● TASK DESCRIPTION
Reproduce all the entries exactly and keep the pictures out.

○ ○ ○ ○ ○

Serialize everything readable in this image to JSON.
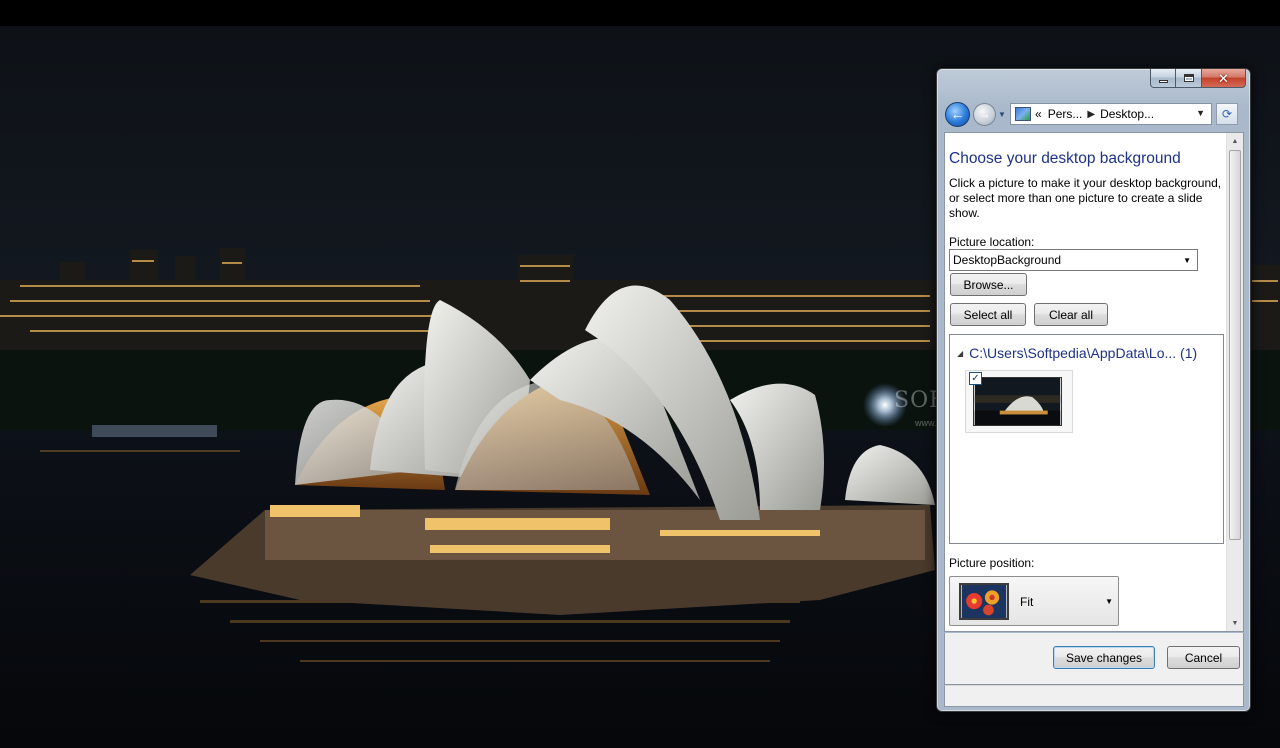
{
  "window": {
    "breadcrumb": [
      "Pers...",
      "Desktop..."
    ],
    "breadcrumb_prefix": "«",
    "title_heading": "Choose your desktop background",
    "description": "Click a picture to make it your desktop background, or select more than one picture to create a slide show.",
    "picture_location_label": "Picture location:",
    "picture_location_value": "DesktopBackground",
    "browse_label": "Browse...",
    "select_all_label": "Select all",
    "clear_all_label": "Clear all",
    "group_header": "C:\\Users\\Softpedia\\AppData\\Lo... (1)",
    "thumbnail_checked": "✓",
    "picture_position_label": "Picture position:",
    "picture_position_value": "Fit",
    "save_label": "Save changes",
    "cancel_label": "Cancel"
  },
  "wallpaper": {
    "watermark": "SOFTPEDIA",
    "watermark_sub": "www.softpedia.com"
  },
  "icons": [
    "back-arrow-icon",
    "forward-arrow-icon",
    "control-panel-icon",
    "refresh-icon",
    "minimize-icon",
    "maximize-icon",
    "close-icon"
  ],
  "colors": {
    "heading_blue": "#1e3287",
    "accent_button": "#3c7fb1"
  }
}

○ ○ ○ ○ ○

● FINAL RESULT
Serialize everything readable in this image to JSON.
{
  "window": {
    "breadcrumb": [
      "Pers...",
      "Desktop..."
    ],
    "breadcrumb_prefix": "«",
    "title_heading": "Choose your desktop background",
    "description": "Click a picture to make it your desktop background, or select more than one picture to create a slide show.",
    "picture_location_label": "Picture location:",
    "picture_location_value": "DesktopBackground",
    "browse_label": "Browse...",
    "select_all_label": "Select all",
    "clear_all_label": "Clear all",
    "group_header": "C:\\Users\\Softpedia\\AppData\\Lo... (1)",
    "thumbnail_checked": "✓",
    "picture_position_label": "Picture position:",
    "picture_position_value": "Fit",
    "save_label": "Save changes",
    "cancel_label": "Cancel"
  },
  "wallpaper": {
    "watermark": "SOFTPEDIA",
    "watermark_sub": "www.softpedia.com"
  },
  "icons": [
    "back-arrow-icon",
    "forward-arrow-icon",
    "control-panel-icon",
    "refresh-icon",
    "minimize-icon",
    "maximize-icon",
    "close-icon"
  ],
  "colors": {
    "heading_blue": "#1e3287",
    "accent_button": "#3c7fb1"
  }
}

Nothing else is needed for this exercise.